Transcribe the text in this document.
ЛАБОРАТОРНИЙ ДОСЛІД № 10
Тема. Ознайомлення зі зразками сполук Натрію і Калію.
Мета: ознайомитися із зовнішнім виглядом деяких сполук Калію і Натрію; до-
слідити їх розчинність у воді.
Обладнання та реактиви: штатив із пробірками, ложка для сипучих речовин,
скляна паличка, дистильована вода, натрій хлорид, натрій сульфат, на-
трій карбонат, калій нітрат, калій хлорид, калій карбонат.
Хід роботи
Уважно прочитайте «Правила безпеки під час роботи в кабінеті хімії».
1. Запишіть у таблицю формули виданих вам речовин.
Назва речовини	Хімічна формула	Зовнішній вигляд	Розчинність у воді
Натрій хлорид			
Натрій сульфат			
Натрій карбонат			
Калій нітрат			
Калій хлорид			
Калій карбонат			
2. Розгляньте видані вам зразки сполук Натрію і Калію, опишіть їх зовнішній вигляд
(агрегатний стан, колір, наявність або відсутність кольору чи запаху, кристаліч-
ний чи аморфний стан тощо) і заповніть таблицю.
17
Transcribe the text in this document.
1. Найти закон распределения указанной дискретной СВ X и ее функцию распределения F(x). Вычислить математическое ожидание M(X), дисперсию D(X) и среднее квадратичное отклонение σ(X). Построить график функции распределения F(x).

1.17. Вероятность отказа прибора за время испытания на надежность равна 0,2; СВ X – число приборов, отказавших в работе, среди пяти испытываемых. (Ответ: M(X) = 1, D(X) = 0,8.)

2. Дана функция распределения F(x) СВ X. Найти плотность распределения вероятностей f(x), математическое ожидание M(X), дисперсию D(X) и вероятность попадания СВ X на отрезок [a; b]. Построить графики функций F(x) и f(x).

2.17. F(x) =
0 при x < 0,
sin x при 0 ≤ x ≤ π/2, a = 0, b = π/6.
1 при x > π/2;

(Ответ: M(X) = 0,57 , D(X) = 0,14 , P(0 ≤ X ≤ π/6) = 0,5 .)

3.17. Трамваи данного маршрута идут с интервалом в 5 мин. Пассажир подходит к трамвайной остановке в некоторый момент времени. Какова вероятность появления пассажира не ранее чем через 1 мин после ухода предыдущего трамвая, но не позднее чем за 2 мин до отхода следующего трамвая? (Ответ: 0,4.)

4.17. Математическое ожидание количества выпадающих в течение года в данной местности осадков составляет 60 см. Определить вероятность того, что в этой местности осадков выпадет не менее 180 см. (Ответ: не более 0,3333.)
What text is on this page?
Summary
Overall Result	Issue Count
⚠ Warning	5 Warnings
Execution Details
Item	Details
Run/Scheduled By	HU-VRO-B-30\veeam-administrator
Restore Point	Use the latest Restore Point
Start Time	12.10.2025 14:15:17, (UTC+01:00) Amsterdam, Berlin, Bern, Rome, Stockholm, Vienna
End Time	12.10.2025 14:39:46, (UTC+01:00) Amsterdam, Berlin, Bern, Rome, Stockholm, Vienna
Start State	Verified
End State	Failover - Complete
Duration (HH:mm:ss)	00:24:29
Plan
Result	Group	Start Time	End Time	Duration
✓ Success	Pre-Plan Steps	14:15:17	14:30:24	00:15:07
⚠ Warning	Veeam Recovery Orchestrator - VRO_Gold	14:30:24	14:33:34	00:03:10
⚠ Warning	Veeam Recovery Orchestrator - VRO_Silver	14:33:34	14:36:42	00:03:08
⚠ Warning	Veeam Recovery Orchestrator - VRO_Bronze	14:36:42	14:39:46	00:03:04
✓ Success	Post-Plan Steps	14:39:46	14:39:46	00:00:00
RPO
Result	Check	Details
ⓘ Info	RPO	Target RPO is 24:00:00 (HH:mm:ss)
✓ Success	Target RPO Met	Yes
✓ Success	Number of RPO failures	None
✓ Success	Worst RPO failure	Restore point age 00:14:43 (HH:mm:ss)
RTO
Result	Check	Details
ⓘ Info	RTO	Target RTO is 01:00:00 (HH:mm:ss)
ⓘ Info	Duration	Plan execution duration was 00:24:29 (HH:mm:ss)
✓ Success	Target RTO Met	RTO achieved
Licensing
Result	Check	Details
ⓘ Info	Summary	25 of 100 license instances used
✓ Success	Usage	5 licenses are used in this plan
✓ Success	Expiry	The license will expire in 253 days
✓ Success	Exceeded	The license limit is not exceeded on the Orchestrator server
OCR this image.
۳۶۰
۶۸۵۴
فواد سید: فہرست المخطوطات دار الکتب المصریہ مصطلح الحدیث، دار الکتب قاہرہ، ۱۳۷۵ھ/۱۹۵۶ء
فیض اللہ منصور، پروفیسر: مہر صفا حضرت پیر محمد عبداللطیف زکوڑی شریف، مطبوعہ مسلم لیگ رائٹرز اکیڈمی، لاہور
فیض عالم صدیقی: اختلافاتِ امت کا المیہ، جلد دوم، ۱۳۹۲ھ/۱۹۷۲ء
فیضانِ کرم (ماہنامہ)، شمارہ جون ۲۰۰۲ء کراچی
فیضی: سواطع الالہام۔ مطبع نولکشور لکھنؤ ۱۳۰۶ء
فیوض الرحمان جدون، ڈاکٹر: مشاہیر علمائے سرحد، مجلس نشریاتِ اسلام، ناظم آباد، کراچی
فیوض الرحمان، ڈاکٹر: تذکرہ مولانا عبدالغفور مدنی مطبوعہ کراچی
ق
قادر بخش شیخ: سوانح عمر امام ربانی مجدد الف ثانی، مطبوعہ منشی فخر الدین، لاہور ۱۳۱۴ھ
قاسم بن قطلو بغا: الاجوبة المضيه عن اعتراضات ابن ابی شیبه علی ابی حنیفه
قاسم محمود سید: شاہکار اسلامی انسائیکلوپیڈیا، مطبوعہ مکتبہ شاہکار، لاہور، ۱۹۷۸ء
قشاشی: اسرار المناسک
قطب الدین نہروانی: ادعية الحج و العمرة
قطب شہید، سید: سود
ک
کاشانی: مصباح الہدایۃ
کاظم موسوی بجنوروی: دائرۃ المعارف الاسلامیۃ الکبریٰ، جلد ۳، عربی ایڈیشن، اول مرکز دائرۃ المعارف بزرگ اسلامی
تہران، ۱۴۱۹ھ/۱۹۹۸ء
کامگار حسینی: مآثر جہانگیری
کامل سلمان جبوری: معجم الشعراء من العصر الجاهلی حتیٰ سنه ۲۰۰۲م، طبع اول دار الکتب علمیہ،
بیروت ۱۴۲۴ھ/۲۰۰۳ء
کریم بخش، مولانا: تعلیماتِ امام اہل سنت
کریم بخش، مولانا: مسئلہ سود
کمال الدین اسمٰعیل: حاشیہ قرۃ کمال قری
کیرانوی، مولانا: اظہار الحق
◇ ◇ ◇ ◇ ◇ ◇ ◇
→ Stated task: Pick out each line containing the string "Berlin" and copy it.

→ The solution:
Start Time	12.10.2025 14:15:17, (UTC+01:00) Amsterdam, Berlin, Bern, Rome, Stockholm, Vienna
End Time	12.10.2025 14:39:46, (UTC+01:00) Amsterdam, Berlin, Bern, Rome, Stockholm, Vienna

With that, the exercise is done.